Examine each line of the data. Copy those that contain the string "ylabel".

Supplied data:
****************************************

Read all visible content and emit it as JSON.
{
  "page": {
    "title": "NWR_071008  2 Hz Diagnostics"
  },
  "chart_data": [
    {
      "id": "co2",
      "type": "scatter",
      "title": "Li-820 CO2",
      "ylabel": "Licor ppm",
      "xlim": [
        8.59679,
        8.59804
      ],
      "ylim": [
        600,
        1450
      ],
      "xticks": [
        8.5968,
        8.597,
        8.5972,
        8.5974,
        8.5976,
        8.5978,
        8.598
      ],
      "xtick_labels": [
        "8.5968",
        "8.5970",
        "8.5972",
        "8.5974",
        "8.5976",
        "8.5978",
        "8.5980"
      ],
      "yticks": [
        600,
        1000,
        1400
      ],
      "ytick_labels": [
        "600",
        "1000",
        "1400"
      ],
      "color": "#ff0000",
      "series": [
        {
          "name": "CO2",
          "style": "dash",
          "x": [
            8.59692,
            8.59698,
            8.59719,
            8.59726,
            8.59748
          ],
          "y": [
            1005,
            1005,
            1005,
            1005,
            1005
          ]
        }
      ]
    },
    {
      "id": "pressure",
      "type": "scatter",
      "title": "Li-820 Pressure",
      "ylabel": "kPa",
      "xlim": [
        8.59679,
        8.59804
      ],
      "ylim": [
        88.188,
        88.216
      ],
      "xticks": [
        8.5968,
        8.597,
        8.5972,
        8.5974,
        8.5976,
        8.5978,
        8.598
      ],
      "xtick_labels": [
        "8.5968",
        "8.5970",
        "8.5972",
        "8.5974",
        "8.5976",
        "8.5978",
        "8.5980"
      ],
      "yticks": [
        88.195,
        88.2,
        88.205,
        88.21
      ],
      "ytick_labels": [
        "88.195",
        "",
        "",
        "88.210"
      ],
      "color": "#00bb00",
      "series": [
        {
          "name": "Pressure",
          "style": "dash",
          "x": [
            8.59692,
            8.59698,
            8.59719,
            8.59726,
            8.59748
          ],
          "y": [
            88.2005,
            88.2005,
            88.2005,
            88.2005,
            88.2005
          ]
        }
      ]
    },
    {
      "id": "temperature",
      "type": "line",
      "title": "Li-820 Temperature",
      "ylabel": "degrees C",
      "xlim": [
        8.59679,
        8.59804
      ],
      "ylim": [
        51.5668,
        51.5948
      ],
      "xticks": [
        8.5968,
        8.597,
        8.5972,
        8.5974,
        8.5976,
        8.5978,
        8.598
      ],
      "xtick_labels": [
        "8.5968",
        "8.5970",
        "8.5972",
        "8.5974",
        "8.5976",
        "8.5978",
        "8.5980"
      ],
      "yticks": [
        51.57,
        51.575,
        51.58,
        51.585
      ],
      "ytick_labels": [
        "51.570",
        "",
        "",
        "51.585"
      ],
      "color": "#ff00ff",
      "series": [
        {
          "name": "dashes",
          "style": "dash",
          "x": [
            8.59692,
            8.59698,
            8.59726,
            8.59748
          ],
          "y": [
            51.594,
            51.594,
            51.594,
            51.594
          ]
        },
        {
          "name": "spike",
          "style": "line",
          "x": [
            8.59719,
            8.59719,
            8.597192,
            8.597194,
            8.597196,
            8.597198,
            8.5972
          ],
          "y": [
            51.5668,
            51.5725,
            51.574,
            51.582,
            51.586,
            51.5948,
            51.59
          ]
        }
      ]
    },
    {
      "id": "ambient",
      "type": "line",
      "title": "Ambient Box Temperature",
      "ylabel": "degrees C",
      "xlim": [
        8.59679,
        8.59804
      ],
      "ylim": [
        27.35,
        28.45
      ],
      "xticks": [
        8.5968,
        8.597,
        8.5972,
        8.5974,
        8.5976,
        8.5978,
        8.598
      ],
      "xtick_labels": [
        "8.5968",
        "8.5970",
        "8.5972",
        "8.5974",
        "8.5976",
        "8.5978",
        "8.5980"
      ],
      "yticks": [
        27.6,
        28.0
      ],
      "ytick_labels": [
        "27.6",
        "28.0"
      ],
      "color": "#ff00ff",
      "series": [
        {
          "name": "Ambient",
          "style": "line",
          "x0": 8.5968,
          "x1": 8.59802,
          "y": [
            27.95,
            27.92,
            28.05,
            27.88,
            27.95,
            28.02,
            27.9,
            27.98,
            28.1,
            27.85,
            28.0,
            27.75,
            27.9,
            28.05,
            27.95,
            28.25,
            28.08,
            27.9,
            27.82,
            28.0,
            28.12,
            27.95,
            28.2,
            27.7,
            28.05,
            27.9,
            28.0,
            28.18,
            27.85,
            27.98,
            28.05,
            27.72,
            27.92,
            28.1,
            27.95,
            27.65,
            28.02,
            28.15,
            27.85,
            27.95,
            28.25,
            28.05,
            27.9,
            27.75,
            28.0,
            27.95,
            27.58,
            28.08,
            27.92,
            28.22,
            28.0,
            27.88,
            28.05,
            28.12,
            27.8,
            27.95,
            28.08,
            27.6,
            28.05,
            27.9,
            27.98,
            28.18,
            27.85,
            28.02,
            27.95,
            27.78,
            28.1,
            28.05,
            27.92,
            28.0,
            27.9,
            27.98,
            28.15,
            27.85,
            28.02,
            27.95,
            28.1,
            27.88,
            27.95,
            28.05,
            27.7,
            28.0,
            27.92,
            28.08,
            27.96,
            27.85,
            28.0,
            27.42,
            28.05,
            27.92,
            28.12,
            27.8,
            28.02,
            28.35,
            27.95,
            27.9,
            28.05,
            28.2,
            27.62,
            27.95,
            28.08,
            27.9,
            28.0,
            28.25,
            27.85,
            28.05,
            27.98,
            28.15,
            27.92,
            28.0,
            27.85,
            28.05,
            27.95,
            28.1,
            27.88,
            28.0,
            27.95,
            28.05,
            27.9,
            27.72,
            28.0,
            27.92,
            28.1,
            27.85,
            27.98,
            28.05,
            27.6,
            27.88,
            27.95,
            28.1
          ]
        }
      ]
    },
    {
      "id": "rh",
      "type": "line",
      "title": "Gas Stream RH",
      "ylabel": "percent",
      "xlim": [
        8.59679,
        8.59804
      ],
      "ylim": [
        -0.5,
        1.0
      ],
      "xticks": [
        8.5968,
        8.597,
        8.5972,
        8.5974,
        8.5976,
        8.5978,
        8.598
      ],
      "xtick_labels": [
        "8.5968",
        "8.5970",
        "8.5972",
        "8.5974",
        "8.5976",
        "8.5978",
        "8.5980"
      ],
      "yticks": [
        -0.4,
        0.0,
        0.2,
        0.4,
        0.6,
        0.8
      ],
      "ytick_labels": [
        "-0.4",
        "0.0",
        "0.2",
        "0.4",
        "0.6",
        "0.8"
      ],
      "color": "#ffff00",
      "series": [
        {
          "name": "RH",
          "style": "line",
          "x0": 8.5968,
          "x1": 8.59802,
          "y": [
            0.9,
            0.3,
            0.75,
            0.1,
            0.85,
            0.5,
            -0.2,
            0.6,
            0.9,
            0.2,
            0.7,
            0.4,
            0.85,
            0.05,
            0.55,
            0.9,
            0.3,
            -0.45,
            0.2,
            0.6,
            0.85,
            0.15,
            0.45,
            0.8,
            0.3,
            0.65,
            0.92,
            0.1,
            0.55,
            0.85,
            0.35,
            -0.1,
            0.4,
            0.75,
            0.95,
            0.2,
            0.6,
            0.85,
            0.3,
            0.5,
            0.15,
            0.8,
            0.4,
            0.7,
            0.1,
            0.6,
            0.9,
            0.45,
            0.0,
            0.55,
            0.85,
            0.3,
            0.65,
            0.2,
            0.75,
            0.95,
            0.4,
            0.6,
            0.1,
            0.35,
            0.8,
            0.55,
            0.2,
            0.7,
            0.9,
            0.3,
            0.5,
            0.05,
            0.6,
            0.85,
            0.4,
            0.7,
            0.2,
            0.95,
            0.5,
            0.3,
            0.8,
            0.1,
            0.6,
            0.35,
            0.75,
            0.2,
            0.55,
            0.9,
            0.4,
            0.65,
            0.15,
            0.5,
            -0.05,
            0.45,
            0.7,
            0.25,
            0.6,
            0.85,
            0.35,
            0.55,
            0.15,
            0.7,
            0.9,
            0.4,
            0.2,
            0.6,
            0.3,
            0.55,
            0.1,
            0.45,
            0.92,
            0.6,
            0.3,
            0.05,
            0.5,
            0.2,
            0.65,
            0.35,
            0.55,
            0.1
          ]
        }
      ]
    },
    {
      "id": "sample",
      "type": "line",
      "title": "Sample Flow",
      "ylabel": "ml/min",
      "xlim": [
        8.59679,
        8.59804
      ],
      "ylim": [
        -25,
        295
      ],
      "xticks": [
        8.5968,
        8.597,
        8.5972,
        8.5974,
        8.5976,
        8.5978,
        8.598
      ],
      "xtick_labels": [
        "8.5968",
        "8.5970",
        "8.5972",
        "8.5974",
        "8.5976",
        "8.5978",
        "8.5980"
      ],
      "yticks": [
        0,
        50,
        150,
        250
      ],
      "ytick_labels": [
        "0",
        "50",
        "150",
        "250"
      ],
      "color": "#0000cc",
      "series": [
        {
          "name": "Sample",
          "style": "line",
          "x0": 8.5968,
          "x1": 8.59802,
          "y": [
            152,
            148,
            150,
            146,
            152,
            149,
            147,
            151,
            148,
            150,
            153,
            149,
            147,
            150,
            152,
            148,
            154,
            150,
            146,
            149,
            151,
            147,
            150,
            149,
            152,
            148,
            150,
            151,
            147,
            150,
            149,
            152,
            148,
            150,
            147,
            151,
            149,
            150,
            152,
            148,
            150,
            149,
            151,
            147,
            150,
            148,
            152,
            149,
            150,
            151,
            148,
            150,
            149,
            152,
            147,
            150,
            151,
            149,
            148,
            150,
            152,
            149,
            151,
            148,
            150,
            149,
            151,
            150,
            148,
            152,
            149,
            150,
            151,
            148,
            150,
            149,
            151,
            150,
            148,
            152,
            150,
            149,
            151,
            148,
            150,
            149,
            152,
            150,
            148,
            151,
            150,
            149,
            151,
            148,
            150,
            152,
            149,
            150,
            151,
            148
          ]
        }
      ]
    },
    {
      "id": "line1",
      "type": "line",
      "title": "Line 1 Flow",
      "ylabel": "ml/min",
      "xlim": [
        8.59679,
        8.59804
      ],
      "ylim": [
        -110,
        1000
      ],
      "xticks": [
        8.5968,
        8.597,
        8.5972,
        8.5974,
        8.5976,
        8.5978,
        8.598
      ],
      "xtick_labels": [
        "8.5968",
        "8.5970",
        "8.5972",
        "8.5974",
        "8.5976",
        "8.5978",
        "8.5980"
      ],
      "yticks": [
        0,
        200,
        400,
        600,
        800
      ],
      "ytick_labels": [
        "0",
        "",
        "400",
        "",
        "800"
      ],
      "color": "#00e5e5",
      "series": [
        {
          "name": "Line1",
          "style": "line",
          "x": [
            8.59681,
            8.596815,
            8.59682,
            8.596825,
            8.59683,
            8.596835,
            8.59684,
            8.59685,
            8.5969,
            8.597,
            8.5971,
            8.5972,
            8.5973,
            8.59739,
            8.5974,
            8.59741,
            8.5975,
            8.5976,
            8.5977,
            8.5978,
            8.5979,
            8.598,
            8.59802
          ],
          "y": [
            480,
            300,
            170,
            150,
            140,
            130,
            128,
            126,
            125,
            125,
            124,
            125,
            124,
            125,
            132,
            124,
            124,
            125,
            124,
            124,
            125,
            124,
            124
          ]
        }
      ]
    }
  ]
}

****************************************

Solution:
      "ylabel": "Licor ppm",
      "ylabel": "kPa",
      "ylabel": "degrees C",
      "ylabel": "degrees C",
      "ylabel": "percent",
      "ylabel": "ml/min",
      "ylabel": "ml/min",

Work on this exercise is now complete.